### Problem description
Reproduce the items below, changing "Commit number" to "Revision number" wherever it occurs and keeping every other line unchanged.

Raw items
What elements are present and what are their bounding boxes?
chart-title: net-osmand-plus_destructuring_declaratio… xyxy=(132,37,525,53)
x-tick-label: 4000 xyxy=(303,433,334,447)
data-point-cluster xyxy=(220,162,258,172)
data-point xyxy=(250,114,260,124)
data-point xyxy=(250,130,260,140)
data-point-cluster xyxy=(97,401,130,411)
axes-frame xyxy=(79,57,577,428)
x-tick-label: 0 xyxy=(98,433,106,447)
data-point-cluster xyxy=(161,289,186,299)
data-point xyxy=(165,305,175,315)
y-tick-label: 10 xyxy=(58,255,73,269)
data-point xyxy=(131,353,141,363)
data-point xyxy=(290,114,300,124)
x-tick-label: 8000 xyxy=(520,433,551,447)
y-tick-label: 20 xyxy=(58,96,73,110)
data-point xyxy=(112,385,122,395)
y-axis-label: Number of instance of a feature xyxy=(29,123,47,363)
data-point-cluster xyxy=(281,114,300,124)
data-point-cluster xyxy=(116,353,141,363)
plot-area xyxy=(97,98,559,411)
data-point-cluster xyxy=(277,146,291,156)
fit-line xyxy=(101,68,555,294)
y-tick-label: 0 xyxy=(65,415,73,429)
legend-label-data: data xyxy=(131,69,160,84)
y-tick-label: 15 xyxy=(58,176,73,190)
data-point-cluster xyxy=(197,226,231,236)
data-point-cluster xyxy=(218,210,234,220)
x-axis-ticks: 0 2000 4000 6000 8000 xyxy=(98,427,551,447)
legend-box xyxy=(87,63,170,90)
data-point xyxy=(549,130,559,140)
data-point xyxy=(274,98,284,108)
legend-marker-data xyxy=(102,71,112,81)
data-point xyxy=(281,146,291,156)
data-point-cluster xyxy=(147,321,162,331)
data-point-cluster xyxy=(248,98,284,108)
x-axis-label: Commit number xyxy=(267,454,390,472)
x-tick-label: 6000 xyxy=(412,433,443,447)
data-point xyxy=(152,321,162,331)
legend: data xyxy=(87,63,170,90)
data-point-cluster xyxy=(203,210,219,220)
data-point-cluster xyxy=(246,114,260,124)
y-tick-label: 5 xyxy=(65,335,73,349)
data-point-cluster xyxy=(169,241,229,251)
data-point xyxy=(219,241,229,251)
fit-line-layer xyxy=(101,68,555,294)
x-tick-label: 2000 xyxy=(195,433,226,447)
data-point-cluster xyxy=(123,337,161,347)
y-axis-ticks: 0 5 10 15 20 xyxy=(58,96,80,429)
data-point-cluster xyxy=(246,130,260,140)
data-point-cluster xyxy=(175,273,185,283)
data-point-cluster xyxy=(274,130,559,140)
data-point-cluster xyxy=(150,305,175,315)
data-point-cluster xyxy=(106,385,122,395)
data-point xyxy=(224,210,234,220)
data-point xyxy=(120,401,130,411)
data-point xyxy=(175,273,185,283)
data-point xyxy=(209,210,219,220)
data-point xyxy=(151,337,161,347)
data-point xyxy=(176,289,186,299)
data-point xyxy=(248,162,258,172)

### Response below
What elements are present and what are their bounding boxes?
chart-title: net-osmand-plus_destructuring_declaratio… xyxy=(132,37,525,53)
x-tick-label: 4000 xyxy=(303,433,334,447)
data-point-cluster xyxy=(220,162,258,172)
data-point xyxy=(250,114,260,124)
data-point xyxy=(250,130,260,140)
data-point-cluster xyxy=(97,401,130,411)
axes-frame xyxy=(79,57,577,428)
x-tick-label: 0 xyxy=(98,433,106,447)
data-point-cluster xyxy=(161,289,186,299)
data-point xyxy=(165,305,175,315)
y-tick-label: 10 xyxy=(58,255,73,269)
data-point xyxy=(131,353,141,363)
data-point xyxy=(290,114,300,124)
x-tick-label: 8000 xyxy=(520,433,551,447)
y-tick-label: 20 xyxy=(58,96,73,110)
data-point xyxy=(112,385,122,395)
y-axis-label: Number of instance of a feature xyxy=(29,123,47,363)
data-point-cluster xyxy=(281,114,300,124)
data-point-cluster xyxy=(116,353,141,363)
plot-area xyxy=(97,98,559,411)
data-point-cluster xyxy=(277,146,291,156)
fit-line xyxy=(101,68,555,294)
y-tick-label: 0 xyxy=(65,415,73,429)
legend-label-data: data xyxy=(131,69,160,84)
y-tick-label: 15 xyxy=(58,176,73,190)
data-point-cluster xyxy=(197,226,231,236)
data-point-cluster xyxy=(218,210,234,220)
x-axis-ticks: 0 2000 4000 6000 8000 xyxy=(98,427,551,447)
legend-box xyxy=(87,63,170,90)
data-point xyxy=(549,130,559,140)
data-point xyxy=(274,98,284,108)
legend-marker-data xyxy=(102,71,112,81)
data-point xyxy=(281,146,291,156)
data-point-cluster xyxy=(147,321,162,331)
data-point-cluster xyxy=(248,98,284,108)
x-axis-label: Revision number xyxy=(267,454,390,472)
x-tick-label: 6000 xyxy=(412,433,443,447)
data-point xyxy=(152,321,162,331)
legend: data xyxy=(87,63,170,90)
data-point-cluster xyxy=(203,210,219,220)
data-point-cluster xyxy=(246,114,260,124)
y-tick-label: 5 xyxy=(65,335,73,349)
data-point-cluster xyxy=(169,241,229,251)
data-point xyxy=(219,241,229,251)
fit-line-layer xyxy=(101,68,555,294)
x-tick-label: 2000 xyxy=(195,433,226,447)
data-point-cluster xyxy=(123,337,161,347)
y-axis-ticks: 0 5 10 15 20 xyxy=(58,96,80,429)
data-point-cluster xyxy=(246,130,260,140)
data-point-cluster xyxy=(175,273,185,283)
data-point-cluster xyxy=(274,130,559,140)
data-point-cluster xyxy=(150,305,175,315)
data-point-cluster xyxy=(106,385,122,395)
data-point xyxy=(224,210,234,220)
data-point xyxy=(120,401,130,411)
data-point xyxy=(175,273,185,283)
data-point xyxy=(209,210,219,220)
data-point xyxy=(151,337,161,347)
data-point xyxy=(176,289,186,299)
data-point xyxy=(248,162,258,172)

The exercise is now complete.